───── Information supplied
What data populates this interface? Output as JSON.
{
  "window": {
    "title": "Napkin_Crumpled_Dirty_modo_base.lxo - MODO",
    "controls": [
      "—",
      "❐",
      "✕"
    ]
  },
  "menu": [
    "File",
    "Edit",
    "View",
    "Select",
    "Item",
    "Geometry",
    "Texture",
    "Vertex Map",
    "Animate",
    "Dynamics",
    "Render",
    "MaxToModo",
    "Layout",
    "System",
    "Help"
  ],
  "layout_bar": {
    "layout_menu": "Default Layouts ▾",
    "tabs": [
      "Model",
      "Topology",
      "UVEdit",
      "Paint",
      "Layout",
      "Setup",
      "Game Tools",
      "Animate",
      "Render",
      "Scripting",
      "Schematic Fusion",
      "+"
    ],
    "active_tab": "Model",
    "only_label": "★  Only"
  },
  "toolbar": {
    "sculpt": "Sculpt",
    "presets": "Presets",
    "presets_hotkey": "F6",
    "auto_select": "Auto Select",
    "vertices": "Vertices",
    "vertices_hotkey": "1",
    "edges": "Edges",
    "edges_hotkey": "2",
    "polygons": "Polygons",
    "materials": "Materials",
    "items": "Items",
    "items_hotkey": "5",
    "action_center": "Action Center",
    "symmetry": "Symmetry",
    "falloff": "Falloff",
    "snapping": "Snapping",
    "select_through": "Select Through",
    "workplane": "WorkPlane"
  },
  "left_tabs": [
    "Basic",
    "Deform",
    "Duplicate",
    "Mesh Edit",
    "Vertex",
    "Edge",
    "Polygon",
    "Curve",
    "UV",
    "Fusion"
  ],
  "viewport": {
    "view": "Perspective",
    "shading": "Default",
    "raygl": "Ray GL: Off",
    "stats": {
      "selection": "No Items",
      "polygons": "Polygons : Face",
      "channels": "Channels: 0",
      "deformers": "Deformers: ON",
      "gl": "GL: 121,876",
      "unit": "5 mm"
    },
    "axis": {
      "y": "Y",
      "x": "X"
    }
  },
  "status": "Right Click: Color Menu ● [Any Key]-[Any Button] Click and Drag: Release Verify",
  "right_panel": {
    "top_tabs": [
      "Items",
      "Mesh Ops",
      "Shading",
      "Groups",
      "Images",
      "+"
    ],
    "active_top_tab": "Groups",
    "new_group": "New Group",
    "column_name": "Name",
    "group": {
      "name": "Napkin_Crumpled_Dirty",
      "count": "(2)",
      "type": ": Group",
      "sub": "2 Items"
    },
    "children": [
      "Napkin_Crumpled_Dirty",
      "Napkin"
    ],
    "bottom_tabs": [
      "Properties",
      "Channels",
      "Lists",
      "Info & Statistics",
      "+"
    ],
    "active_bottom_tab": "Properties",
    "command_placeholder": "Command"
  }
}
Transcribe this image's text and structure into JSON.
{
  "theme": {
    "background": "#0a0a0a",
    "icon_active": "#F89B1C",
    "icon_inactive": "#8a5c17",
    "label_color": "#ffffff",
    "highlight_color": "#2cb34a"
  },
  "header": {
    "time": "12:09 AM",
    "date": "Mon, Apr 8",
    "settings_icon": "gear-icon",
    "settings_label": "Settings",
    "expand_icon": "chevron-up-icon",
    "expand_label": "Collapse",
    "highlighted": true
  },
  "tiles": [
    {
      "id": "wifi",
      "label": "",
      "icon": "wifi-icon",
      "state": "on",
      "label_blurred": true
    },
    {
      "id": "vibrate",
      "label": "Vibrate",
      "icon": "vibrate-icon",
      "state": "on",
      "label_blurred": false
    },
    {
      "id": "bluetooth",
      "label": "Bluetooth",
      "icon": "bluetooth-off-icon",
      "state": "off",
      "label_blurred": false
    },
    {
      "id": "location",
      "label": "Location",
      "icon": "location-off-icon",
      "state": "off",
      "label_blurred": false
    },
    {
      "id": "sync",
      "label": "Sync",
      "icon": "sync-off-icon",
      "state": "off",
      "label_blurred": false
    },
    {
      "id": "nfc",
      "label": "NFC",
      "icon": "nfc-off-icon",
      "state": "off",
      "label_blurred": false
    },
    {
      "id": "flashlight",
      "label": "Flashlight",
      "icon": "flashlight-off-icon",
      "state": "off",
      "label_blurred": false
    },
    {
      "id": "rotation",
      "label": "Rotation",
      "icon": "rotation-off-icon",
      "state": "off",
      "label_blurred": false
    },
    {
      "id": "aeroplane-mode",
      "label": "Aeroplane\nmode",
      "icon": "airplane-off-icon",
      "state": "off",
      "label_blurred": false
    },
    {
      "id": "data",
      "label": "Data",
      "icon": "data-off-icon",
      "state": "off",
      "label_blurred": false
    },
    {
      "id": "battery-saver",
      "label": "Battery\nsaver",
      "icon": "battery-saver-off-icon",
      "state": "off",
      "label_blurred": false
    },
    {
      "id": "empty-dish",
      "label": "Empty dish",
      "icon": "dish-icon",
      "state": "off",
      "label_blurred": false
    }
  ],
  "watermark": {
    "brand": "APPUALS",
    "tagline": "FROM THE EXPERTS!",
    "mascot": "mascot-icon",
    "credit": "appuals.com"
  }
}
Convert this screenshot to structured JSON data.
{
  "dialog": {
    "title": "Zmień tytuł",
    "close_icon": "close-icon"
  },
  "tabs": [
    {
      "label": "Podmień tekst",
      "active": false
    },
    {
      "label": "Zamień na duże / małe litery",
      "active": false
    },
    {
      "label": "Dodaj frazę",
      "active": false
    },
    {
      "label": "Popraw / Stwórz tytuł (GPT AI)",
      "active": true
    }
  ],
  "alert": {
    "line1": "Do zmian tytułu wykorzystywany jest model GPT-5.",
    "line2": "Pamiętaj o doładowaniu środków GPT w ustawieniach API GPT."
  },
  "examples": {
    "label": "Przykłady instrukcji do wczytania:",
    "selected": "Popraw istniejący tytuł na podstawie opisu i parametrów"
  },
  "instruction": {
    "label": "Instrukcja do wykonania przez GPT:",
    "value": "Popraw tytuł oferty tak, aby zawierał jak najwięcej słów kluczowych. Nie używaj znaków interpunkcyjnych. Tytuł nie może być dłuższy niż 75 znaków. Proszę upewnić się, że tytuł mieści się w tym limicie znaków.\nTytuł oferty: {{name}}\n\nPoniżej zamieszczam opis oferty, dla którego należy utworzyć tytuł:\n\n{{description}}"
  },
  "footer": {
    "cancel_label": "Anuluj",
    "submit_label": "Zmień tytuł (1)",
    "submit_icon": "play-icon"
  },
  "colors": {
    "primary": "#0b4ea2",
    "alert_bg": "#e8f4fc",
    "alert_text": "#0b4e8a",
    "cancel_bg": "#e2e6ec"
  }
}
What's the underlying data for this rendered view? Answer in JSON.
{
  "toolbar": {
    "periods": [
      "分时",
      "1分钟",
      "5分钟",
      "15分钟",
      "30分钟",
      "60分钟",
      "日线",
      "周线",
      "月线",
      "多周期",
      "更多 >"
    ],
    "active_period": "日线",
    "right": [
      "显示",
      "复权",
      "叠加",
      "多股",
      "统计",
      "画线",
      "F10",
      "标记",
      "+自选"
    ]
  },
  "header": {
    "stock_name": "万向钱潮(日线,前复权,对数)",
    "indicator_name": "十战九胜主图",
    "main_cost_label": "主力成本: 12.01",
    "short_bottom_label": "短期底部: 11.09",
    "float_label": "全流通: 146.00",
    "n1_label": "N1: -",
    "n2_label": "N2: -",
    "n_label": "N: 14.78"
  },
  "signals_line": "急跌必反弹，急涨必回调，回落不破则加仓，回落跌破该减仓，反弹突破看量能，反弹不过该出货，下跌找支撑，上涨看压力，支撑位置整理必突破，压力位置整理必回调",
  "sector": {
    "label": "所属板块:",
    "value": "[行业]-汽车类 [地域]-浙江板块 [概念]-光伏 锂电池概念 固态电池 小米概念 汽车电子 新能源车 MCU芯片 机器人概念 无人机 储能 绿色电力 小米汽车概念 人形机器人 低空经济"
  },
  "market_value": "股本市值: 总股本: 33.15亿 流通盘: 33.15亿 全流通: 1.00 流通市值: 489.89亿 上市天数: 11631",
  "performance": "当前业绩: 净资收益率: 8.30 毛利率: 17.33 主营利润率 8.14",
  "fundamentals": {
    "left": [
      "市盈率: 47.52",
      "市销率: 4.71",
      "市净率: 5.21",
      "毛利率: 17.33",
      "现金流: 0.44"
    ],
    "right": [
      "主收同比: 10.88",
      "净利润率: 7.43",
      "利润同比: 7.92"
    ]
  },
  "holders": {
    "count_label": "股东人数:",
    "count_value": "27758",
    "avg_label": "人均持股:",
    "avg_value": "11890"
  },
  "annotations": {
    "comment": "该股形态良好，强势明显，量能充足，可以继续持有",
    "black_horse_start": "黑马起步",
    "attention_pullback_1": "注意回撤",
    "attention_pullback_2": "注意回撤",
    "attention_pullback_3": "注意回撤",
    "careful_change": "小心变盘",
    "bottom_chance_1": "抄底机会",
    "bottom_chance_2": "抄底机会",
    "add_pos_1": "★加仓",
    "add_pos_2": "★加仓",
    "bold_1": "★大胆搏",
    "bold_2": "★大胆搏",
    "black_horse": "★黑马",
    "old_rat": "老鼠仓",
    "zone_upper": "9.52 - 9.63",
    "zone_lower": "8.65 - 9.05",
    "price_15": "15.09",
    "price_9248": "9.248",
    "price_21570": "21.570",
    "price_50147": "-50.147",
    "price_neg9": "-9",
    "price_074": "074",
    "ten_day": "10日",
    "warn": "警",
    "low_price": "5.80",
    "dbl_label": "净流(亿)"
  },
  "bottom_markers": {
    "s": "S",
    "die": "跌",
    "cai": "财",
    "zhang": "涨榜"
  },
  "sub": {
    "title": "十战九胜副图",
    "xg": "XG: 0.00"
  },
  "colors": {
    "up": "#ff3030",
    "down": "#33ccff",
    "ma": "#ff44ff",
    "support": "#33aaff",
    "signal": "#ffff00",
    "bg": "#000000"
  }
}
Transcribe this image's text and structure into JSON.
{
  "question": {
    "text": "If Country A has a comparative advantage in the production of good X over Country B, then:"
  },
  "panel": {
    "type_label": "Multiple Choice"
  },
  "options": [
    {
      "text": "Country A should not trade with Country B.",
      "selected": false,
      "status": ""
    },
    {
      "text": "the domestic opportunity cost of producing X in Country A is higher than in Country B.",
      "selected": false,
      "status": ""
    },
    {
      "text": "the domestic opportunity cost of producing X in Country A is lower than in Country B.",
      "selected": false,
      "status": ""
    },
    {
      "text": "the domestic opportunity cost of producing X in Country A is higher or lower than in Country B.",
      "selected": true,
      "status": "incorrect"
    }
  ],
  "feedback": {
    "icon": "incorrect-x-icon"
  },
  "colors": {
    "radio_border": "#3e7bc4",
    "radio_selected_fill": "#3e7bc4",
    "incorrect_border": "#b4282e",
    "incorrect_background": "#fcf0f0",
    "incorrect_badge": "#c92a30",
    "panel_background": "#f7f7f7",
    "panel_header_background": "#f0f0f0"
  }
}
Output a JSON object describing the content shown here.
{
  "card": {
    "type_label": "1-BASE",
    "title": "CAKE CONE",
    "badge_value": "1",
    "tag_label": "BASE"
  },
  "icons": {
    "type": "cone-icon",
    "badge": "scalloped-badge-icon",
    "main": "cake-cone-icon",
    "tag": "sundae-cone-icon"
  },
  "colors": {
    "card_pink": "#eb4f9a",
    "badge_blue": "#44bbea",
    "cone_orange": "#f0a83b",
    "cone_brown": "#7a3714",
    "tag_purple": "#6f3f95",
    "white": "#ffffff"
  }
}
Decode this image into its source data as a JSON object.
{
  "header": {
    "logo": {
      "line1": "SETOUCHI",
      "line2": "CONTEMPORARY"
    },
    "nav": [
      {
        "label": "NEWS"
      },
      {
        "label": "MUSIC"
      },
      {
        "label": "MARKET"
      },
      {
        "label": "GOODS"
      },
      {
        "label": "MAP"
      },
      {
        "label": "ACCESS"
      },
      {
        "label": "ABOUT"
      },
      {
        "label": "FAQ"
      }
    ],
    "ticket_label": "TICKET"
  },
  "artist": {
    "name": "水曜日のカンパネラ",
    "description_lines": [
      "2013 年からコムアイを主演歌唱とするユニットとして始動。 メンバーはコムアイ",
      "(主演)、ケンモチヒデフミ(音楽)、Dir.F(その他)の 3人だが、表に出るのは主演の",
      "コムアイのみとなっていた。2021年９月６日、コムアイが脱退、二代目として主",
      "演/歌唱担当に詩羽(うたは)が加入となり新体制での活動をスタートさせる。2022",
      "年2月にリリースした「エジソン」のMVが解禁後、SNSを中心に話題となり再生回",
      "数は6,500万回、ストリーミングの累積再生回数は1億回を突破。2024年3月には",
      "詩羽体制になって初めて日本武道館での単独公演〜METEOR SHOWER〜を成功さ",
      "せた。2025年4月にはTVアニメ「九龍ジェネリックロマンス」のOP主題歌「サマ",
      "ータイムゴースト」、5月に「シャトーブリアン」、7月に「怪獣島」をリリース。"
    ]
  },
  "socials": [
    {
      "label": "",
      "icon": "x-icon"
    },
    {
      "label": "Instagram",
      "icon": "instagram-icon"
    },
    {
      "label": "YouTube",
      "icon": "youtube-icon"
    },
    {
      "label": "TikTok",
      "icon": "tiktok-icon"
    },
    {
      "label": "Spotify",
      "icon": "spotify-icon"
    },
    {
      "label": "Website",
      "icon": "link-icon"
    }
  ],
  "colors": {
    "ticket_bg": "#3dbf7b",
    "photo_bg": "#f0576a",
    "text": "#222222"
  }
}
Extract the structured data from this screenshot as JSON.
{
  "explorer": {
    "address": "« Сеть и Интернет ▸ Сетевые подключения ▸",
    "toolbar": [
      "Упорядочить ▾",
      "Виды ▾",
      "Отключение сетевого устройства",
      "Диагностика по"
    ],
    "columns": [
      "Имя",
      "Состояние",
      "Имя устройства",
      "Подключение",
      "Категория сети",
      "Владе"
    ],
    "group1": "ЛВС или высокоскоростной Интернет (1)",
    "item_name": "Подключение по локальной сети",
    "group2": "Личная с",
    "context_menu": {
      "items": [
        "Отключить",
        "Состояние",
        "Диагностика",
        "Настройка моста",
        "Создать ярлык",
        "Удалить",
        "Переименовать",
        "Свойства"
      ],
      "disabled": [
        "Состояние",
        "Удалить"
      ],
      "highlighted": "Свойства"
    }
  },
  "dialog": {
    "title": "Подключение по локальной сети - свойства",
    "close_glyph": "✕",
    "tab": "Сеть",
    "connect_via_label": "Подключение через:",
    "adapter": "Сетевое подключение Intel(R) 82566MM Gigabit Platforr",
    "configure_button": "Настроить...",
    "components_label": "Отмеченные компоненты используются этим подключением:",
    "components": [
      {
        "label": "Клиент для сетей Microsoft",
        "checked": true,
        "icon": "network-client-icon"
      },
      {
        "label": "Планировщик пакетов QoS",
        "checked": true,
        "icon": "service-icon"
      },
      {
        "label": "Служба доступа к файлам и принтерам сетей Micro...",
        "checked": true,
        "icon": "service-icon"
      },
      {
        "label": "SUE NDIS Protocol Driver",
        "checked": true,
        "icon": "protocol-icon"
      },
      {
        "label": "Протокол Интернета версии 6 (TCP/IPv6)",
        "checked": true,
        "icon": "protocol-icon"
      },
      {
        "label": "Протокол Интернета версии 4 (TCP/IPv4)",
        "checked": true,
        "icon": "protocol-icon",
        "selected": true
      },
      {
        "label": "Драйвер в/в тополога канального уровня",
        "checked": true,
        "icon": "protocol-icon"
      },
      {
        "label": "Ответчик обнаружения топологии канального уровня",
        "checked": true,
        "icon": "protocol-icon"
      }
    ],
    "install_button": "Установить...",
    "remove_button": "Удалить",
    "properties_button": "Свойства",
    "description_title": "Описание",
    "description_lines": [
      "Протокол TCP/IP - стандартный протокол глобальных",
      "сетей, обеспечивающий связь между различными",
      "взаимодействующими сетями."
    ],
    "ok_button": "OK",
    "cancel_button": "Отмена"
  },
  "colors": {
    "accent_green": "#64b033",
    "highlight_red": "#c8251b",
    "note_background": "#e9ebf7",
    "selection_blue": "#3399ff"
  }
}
──────────
Exercise = Using the records above, pull out each line where the word "this" occurs.

Problem solution =
What data populates this interface? Output as JSON.
Transcribe this image's text and structure into JSON.
Convert this screenshot to structured JSON data.
What's the underlying data for this rendered view? Answer in JSON.
Transcribe this image's text and structure into JSON.
Decode this image into its source data as a JSON object.
Extract the structured data from this screenshot as JSON.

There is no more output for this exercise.